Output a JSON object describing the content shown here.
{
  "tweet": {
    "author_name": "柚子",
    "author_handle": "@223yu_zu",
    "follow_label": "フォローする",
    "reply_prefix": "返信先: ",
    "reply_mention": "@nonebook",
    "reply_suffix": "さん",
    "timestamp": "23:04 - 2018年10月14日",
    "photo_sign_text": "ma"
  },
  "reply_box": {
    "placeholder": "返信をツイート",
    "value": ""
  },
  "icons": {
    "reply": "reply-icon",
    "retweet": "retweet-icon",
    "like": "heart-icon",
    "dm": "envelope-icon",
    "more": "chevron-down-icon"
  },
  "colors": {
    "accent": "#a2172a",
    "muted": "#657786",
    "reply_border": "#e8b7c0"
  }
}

----

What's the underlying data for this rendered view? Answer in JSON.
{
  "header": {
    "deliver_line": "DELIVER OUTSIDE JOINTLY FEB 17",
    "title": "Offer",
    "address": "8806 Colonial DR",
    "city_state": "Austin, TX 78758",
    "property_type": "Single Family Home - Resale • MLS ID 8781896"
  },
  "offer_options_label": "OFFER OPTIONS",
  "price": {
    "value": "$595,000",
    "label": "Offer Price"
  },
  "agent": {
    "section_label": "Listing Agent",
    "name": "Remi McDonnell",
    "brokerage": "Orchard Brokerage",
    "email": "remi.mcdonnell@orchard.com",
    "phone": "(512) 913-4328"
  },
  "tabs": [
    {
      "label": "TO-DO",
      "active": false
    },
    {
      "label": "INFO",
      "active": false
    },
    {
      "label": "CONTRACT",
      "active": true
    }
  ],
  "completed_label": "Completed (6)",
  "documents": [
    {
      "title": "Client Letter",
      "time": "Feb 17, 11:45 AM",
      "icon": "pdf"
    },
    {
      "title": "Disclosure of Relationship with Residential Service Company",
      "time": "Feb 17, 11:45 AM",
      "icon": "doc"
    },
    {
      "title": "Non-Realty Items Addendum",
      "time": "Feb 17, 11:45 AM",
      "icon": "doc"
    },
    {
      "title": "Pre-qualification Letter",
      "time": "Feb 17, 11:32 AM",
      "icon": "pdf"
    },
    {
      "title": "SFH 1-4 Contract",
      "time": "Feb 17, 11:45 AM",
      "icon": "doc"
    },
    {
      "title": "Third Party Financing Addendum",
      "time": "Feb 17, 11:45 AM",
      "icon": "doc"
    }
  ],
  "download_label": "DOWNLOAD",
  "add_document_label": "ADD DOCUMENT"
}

----

Copy each line above where the string "title" occurs.

    "title": "Offer",
      "title": "Client Letter",
      "title": "Disclosure of Relationship with Residential Service Company",
      "title": "Non-Realty Items Addendum",
      "title": "Pre-qualification Letter",
      "title": "SFH 1-4 Contract",
      "title": "Third Party Financing Addendum",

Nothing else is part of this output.